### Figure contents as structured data
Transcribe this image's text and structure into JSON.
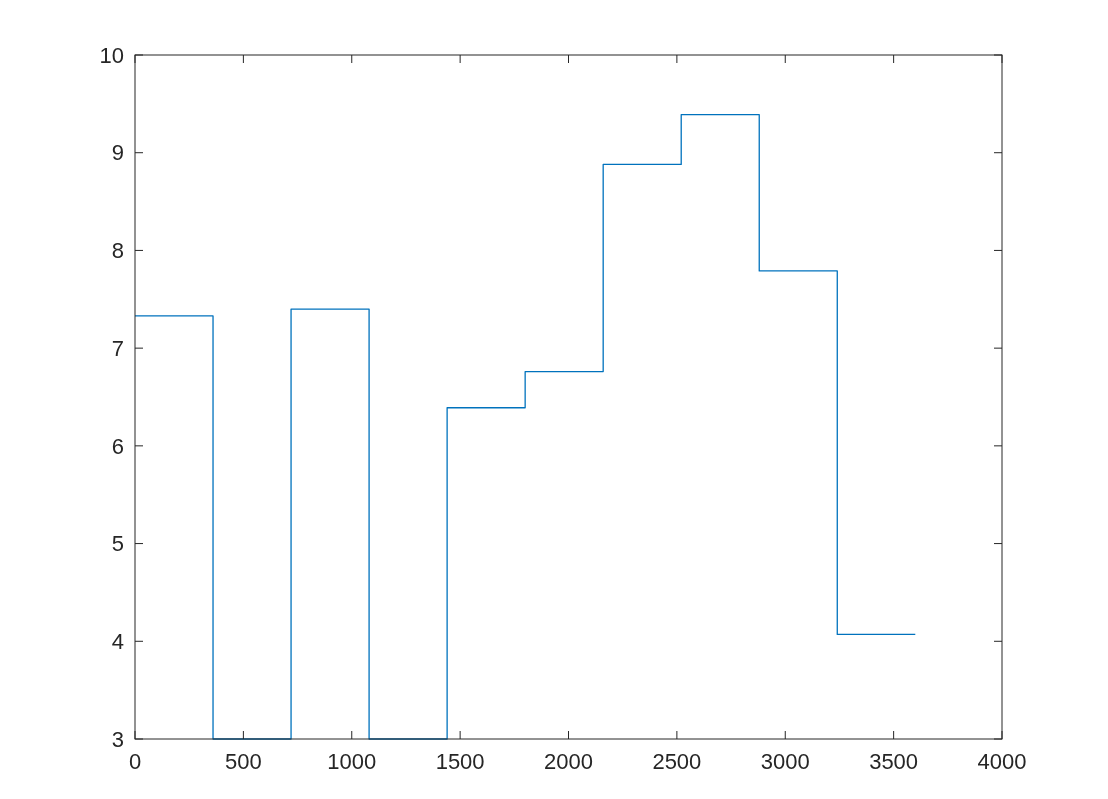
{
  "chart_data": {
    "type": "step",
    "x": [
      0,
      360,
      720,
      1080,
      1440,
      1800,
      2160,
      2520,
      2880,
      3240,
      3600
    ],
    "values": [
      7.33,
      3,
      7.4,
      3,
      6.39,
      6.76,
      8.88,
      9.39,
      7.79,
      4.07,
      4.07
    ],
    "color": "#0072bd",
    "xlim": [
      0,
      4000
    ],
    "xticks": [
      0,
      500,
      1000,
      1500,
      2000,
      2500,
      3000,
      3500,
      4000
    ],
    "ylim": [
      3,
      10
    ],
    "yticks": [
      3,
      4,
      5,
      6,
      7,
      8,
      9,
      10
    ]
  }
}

### SHORT EXERCISE
Keep the pictures out of your copy, and repeat every entry above exactly.

### TASK RESPONSE
Transcribe this image's text and structure into JSON.
{
  "chart_data": {
    "type": "step",
    "x": [
      0,
      360,
      720,
      1080,
      1440,
      1800,
      2160,
      2520,
      2880,
      3240,
      3600
    ],
    "values": [
      7.33,
      3,
      7.4,
      3,
      6.39,
      6.76,
      8.88,
      9.39,
      7.79,
      4.07,
      4.07
    ],
    "color": "#0072bd",
    "xlim": [
      0,
      4000
    ],
    "xticks": [
      0,
      500,
      1000,
      1500,
      2000,
      2500,
      3000,
      3500,
      4000
    ],
    "ylim": [
      3,
      10
    ],
    "yticks": [
      3,
      4,
      5,
      6,
      7,
      8,
      9,
      10
    ]
  }
}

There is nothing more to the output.